(Items from a data source)

------------

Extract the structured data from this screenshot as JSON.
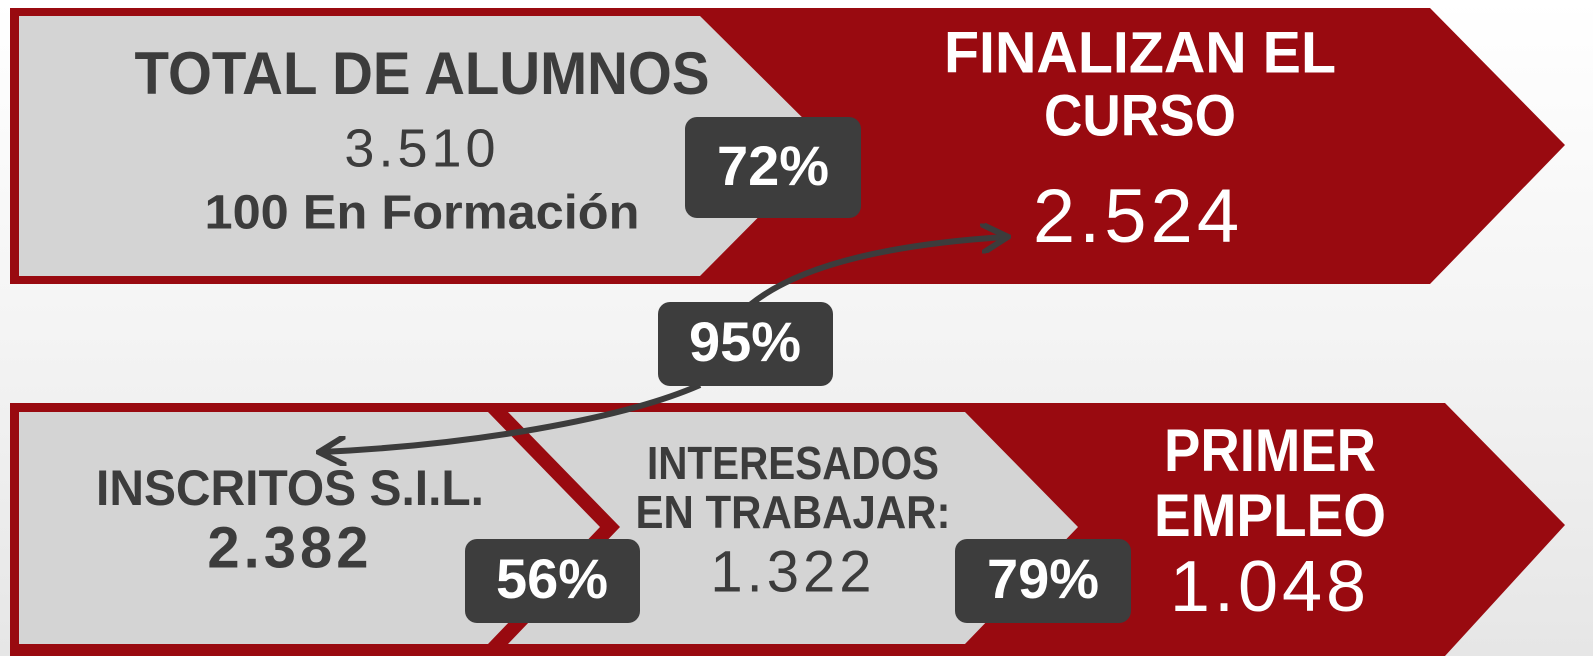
{
  "top": {
    "total": {
      "title": "TOTAL DE ALUMNOS",
      "value": "3.510",
      "note": "100 En Formación"
    },
    "rate": "72%",
    "finish": {
      "title_lines": [
        "FINALIZAN EL",
        "CURSO"
      ],
      "value": "2.524"
    }
  },
  "link_rate": "95%",
  "bottom": {
    "registered": {
      "title": "INSCRITOS S.I.L.",
      "value": "2.382"
    },
    "rate_to_interested": "56%",
    "interested": {
      "title_lines": [
        "INTERESADOS",
        "EN TRABAJAR:"
      ],
      "value": "1.322"
    },
    "rate_to_job": "79%",
    "job": {
      "title_lines": [
        "PRIMER",
        "EMPLEO"
      ],
      "value": "1.048"
    }
  }
}
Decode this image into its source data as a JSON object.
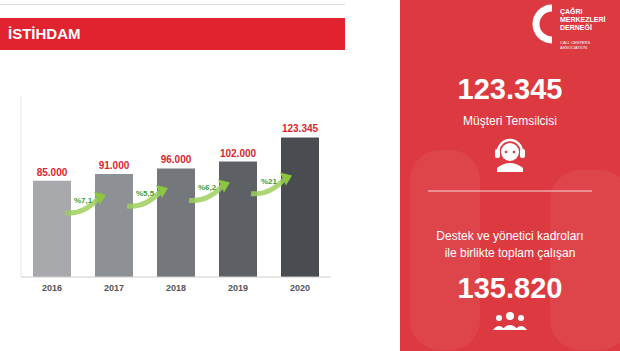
{
  "chart_data": {
    "type": "bar",
    "title": "İSTİHDAM",
    "categories": [
      "2016",
      "2017",
      "2018",
      "2019",
      "2020"
    ],
    "values": [
      85000,
      91000,
      96000,
      102000,
      123345
    ],
    "value_labels": [
      "85.000",
      "91.000",
      "96.000",
      "102.000",
      "123.345"
    ],
    "colors": [
      "#a7a9ac",
      "#8d9094",
      "#74777c",
      "#5d6166",
      "#494d52"
    ],
    "ylim": [
      0,
      160000
    ],
    "yticks": [],
    "tick_labels": "x",
    "data_labels": true,
    "grid": false,
    "annotations": [
      "%7,1",
      "%5,5",
      "%6,2",
      "%21"
    ]
  },
  "side_panel": {
    "logo_lines": [
      "ÇAĞRI",
      "MERKEZLERİ",
      "DERNEĞİ"
    ],
    "logo_subtitle": [
      "CALL CENTERS",
      "ASSOCIATION"
    ],
    "headline_value": "123.345",
    "headline_label": "Müşteri Temsilcisi",
    "total_label": [
      "Destek ve yönetici kadroları",
      "ile birlikte toplam çalışan"
    ],
    "total_value": "135.820"
  }
}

------------

JOB >> Output every entry exactly as given; pictures are not part of the copy.

ANSWER BELOW >>
Extract the structured data from this screenshot as JSON.
{
  "top": {
    "total": {
      "title": "TOTAL DE ALUMNOS",
      "value": "3.510",
      "note": "100 En Formación"
    },
    "rate": "72%",
    "finish": {
      "title_lines": [
        "FINALIZAN EL",
        "CURSO"
      ],
      "value": "2.524"
    }
  },
  "link_rate": "95%",
  "bottom": {
    "registered": {
      "title": "INSCRITOS S.I.L.",
      "value": "2.382"
    },
    "rate_to_interested": "56%",
    "interested": {
      "title_lines": [
        "INTERESADOS",
        "EN TRABAJAR:"
      ],
      "value": "1.322"
    },
    "rate_to_job": "79%",
    "job": {
      "title_lines": [
        "PRIMER",
        "EMPLEO"
      ],
      "value": "1.048"
    }
  }
}
Decode this image into its source data as a JSON object.
{
  "chart_data": {
    "type": "bar",
    "title": "İSTİHDAM",
    "categories": [
      "2016",
      "2017",
      "2018",
      "2019",
      "2020"
    ],
    "values": [
      85000,
      91000,
      96000,
      102000,
      123345
    ],
    "value_labels": [
      "85.000",
      "91.000",
      "96.000",
      "102.000",
      "123.345"
    ],
    "colors": [
      "#a7a9ac",
      "#8d9094",
      "#74777c",
      "#5d6166",
      "#494d52"
    ],
    "ylim": [
      0,
      160000
    ],
    "yticks": [],
    "tick_labels": "x",
    "data_labels": true,
    "grid": false,
    "annotations": [
      "%7,1",
      "%5,5",
      "%6,2",
      "%21"
    ]
  },
  "side_panel": {
    "logo_lines": [
      "ÇAĞRI",
      "MERKEZLERİ",
      "DERNEĞİ"
    ],
    "logo_subtitle": [
      "CALL CENTERS",
      "ASSOCIATION"
    ],
    "headline_value": "123.345",
    "headline_label": "Müşteri Temsilcisi",
    "total_label": [
      "Destek ve yönetici kadroları",
      "ile birlikte toplam çalışan"
    ],
    "total_value": "135.820"
  }
}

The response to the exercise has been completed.